Stated exercise: Read through the data and count the lines that contain the string "title"; give only the result.

[Figure collection entries]
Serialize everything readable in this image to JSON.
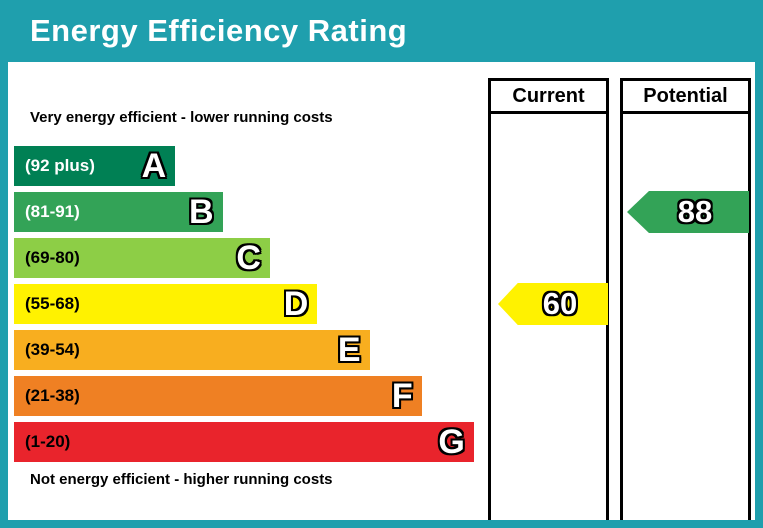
{
  "title": "Energy Efficiency Rating",
  "header": {
    "current_label": "Current",
    "potential_label": "Potential"
  },
  "notes": {
    "top": "Very energy efficient - lower running costs",
    "bottom": "Not energy efficient - higher running costs"
  },
  "colors": {
    "frame_teal": "#1f9fad",
    "border_black": "#000000",
    "background_white": "#ffffff"
  },
  "chart_data": {
    "type": "bar",
    "title": "Energy Efficiency Rating",
    "categories": [
      "A",
      "B",
      "C",
      "D",
      "E",
      "F",
      "G"
    ],
    "bands": [
      {
        "letter": "A",
        "range": "(92 plus)",
        "min": 92,
        "max": 100,
        "color": "#008054",
        "text_color": "#ffffff",
        "width_pct": 34
      },
      {
        "letter": "B",
        "range": "(81-91)",
        "min": 81,
        "max": 91,
        "color": "#33a357",
        "text_color": "#ffffff",
        "width_pct": 44
      },
      {
        "letter": "C",
        "range": "(69-80)",
        "min": 69,
        "max": 80,
        "color": "#8dce46",
        "text_color": "#000000",
        "width_pct": 54
      },
      {
        "letter": "D",
        "range": "(55-68)",
        "min": 55,
        "max": 68,
        "color": "#fff200",
        "text_color": "#000000",
        "width_pct": 64
      },
      {
        "letter": "E",
        "range": "(39-54)",
        "min": 39,
        "max": 54,
        "color": "#f8ae1f",
        "text_color": "#000000",
        "width_pct": 75
      },
      {
        "letter": "F",
        "range": "(21-38)",
        "min": 21,
        "max": 38,
        "color": "#ef8023",
        "text_color": "#000000",
        "width_pct": 86
      },
      {
        "letter": "G",
        "range": "(1-20)",
        "min": 1,
        "max": 20,
        "color": "#e9242c",
        "text_color": "#000000",
        "width_pct": 97
      }
    ],
    "current": {
      "value": 60,
      "band": "D",
      "band_index": 3,
      "color": "#fff200"
    },
    "potential": {
      "value": 88,
      "band": "B",
      "band_index": 1,
      "color": "#33a357"
    }
  }
}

The result: 2